___ TASK DATA

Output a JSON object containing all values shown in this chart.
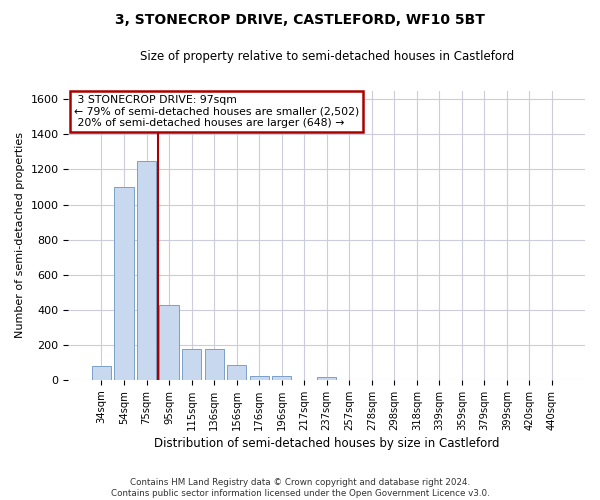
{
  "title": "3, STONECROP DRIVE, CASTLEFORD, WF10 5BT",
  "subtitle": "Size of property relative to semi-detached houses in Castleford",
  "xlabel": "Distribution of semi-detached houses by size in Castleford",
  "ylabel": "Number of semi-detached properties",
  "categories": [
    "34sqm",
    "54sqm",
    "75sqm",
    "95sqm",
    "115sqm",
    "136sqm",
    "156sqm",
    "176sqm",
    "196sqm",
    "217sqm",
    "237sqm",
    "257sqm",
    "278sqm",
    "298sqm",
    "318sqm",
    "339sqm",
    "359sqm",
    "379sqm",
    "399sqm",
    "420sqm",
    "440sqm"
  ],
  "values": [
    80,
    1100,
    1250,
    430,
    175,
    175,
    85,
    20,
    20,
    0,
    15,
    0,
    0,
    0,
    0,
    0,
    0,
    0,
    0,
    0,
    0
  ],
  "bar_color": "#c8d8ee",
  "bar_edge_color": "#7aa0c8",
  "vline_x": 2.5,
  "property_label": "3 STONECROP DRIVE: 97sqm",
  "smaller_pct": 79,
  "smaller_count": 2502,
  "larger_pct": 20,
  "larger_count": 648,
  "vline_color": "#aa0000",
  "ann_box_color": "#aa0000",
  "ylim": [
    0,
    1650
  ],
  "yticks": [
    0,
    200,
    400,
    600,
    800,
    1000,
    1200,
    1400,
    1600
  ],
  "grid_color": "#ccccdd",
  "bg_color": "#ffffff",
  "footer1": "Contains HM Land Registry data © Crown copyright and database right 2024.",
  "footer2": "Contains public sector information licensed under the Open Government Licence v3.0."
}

______

WRITTEN EXERCISE: Where a line of the records above holds the word "Contains", copy that line.

OUTPUT FOR THIS TASK:
  "footer1": "Contains HM Land Registry data © Crown copyright and database right 2024.",
  "footer2": "Contains public sector information licensed under the Open Government Licence v3.0."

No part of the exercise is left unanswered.